→ **WHAT YOU SHOULD DO**
Rewrite the stretch from the line containing "Patent image size: (905, 495)." through the line containing "The third outer wall 124 is at (438, 367).", swapping "local enlarged view" for "magnified view" and leaving everything else unchanged.

(Stored data)
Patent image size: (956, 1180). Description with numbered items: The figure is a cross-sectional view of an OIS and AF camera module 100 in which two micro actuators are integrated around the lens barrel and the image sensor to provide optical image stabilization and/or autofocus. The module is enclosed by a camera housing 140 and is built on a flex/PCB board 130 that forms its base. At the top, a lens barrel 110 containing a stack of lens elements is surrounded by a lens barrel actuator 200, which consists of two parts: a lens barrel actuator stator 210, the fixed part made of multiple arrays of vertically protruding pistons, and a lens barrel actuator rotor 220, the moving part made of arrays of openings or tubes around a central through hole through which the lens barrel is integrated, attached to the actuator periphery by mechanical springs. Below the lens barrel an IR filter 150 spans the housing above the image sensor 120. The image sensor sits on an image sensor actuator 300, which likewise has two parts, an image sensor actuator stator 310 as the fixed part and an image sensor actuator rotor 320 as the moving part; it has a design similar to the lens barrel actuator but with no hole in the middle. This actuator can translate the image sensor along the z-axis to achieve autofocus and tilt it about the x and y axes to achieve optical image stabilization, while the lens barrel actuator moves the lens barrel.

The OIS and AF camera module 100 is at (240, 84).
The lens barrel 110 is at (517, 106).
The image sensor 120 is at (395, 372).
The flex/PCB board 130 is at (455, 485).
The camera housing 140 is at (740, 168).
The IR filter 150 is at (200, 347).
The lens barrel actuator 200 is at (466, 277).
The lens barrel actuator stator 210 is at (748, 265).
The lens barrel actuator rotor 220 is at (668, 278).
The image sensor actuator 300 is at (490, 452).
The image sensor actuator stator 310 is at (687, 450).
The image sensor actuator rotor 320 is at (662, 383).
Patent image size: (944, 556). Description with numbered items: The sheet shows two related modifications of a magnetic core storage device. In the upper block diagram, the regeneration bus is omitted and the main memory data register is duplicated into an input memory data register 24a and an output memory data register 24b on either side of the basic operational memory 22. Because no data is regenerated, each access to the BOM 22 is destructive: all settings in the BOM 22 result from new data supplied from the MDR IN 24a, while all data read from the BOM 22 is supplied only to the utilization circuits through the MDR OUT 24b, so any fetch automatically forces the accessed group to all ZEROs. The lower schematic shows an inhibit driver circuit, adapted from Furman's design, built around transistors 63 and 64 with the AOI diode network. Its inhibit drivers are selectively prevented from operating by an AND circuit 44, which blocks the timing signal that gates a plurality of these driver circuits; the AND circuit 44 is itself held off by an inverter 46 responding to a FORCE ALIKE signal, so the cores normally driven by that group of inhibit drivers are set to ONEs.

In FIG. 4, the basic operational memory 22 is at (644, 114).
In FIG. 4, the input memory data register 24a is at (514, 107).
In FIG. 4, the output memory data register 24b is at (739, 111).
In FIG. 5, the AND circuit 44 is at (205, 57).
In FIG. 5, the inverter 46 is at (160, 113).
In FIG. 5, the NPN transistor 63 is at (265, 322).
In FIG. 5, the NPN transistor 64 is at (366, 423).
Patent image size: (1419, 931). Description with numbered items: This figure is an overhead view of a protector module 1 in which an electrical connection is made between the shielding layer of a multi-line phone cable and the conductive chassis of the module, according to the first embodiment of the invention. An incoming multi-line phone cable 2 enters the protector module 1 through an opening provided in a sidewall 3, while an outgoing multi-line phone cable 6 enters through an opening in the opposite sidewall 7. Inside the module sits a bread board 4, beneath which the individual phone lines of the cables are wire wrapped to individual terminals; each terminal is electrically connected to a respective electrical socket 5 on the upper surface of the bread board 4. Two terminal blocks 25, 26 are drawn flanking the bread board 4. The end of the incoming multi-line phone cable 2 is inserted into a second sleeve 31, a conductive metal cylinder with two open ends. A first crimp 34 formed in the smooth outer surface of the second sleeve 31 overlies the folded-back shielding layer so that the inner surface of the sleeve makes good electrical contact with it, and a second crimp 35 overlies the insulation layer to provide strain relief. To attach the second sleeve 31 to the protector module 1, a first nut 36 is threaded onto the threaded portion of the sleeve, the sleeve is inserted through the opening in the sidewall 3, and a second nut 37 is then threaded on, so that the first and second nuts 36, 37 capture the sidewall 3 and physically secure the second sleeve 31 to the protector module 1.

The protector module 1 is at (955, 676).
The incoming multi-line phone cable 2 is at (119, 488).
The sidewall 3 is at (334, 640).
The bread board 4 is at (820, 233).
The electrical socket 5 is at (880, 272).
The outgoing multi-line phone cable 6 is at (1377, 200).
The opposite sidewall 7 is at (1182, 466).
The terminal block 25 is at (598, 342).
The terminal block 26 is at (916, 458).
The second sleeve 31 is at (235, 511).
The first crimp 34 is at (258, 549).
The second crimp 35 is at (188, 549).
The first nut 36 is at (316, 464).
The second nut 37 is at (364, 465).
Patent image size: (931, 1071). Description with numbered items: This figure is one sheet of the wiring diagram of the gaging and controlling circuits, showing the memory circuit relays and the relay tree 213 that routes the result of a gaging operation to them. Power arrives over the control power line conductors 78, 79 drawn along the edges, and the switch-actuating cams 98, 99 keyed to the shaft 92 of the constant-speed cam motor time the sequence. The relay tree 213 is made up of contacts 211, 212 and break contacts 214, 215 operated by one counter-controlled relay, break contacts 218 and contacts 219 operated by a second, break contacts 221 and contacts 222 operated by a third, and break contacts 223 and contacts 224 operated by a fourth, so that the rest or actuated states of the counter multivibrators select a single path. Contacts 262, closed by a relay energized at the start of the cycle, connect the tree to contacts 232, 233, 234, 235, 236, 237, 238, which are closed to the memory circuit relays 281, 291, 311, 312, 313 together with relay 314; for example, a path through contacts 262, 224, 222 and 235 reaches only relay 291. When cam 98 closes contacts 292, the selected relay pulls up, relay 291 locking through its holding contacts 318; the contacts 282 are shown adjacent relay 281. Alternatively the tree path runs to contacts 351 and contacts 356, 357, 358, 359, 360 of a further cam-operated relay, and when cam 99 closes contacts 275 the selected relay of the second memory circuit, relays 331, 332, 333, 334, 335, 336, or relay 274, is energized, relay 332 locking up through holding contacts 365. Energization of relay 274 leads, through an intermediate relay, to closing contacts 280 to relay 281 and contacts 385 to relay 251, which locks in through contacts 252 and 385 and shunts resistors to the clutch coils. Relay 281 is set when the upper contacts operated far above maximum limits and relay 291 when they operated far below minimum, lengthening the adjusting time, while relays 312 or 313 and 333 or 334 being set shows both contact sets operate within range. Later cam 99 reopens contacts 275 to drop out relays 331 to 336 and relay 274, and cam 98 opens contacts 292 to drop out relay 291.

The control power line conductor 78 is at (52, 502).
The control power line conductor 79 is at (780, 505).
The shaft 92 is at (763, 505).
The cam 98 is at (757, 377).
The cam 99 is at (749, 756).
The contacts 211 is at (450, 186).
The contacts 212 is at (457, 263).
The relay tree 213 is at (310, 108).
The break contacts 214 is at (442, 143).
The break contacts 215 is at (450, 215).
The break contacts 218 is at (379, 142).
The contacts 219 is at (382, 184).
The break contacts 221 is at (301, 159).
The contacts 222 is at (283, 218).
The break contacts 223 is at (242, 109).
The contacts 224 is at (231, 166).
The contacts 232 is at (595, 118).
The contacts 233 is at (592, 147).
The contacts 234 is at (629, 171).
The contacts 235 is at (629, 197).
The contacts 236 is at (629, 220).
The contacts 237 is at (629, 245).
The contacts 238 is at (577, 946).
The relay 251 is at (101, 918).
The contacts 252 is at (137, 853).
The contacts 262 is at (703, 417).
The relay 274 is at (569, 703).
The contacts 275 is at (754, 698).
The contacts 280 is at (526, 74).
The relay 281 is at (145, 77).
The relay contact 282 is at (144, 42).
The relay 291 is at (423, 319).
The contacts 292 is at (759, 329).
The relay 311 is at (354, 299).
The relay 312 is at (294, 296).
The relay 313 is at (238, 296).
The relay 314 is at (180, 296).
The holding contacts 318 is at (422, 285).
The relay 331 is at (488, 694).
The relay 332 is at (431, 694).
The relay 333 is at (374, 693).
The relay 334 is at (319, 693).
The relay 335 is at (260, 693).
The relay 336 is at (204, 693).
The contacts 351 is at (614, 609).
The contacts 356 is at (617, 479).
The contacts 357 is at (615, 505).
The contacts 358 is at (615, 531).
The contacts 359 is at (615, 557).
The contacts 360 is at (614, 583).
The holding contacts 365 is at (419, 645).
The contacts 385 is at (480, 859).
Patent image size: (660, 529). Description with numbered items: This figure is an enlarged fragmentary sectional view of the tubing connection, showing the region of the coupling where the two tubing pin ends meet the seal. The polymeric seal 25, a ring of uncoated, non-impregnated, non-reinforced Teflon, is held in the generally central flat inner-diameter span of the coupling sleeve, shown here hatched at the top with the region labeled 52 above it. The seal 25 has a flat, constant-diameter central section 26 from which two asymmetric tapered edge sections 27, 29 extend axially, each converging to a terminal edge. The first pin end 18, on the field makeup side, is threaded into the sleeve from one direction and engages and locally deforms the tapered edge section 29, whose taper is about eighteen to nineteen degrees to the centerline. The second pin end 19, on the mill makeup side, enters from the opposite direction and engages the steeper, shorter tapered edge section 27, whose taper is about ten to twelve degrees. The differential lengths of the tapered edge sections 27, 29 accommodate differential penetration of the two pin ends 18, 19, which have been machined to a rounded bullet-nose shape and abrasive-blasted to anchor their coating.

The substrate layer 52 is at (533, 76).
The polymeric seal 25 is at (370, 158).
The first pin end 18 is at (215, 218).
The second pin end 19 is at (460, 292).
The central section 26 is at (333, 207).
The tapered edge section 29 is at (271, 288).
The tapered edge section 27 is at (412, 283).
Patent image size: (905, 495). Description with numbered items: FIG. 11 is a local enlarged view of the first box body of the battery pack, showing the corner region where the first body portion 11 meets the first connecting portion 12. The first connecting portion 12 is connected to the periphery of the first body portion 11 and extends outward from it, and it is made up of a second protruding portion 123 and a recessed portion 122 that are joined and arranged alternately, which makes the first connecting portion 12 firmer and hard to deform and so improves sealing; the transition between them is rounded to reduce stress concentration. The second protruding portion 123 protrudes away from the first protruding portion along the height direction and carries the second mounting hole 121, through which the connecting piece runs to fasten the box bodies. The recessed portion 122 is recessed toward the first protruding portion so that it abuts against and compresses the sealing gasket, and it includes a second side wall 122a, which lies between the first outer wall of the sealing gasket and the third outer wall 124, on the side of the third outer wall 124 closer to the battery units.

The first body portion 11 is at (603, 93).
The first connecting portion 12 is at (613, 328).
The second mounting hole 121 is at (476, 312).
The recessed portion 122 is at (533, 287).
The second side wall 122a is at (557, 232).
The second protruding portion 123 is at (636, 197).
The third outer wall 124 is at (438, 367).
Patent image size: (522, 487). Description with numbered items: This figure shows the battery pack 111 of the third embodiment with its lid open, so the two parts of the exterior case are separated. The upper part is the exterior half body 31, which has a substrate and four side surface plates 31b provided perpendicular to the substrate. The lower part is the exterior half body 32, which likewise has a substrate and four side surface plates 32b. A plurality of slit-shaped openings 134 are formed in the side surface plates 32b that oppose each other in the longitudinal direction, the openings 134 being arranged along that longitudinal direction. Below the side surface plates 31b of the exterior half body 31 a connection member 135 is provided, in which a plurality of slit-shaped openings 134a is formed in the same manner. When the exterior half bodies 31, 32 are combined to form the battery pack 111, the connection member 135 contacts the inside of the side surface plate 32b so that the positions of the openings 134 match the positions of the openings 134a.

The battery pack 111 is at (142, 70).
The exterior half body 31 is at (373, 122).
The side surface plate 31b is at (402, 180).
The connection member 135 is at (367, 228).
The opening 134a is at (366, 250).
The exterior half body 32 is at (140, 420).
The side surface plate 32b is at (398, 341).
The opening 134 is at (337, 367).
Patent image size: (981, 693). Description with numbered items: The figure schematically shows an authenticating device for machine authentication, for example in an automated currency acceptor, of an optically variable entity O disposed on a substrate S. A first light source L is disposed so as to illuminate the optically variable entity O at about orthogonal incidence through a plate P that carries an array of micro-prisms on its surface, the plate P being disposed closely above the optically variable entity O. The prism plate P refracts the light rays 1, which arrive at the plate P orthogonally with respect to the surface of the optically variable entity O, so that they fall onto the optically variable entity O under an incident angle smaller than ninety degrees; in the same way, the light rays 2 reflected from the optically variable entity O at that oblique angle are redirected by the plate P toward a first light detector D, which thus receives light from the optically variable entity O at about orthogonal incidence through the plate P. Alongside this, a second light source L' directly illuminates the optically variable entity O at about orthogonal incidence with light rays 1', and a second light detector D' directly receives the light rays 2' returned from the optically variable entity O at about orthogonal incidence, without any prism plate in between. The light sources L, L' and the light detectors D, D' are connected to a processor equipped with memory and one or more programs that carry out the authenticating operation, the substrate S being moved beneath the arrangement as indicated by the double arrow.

→ **EXERCISE RESULT**
Patent image size: (905, 495). Description with numbered items: FIG. 11 is a magnified view of the first box body of the battery pack, showing the corner region where the first body portion 11 meets the first connecting portion 12. The first connecting portion 12 is connected to the periphery of the first body portion 11 and extends outward from it, and it is made up of a second protruding portion 123 and a recessed portion 122 that are joined and arranged alternately, which makes the first connecting portion 12 firmer and hard to deform and so improves sealing; the transition between them is rounded to reduce stress concentration. The second protruding portion 123 protrudes away from the first protruding portion along the height direction and carries the second mounting hole 121, through which the connecting piece runs to fasten the box bodies. The recessed portion 122 is recessed toward the first protruding portion so that it abuts against and compresses the sealing gasket, and it includes a second side wall 122a, which lies between the first outer wall of the sealing gasket and the third outer wall 124, on the side of the third outer wall 124 closer to the battery units.

The first body portion 11 is at (603, 93).
The first connecting portion 12 is at (613, 328).
The second mounting hole 121 is at (476, 312).
The recessed portion 122 is at (533, 287).
The second side wall 122a is at (557, 232).
The second protruding portion 123 is at (636, 197).
The third outer wall 124 is at (438, 367).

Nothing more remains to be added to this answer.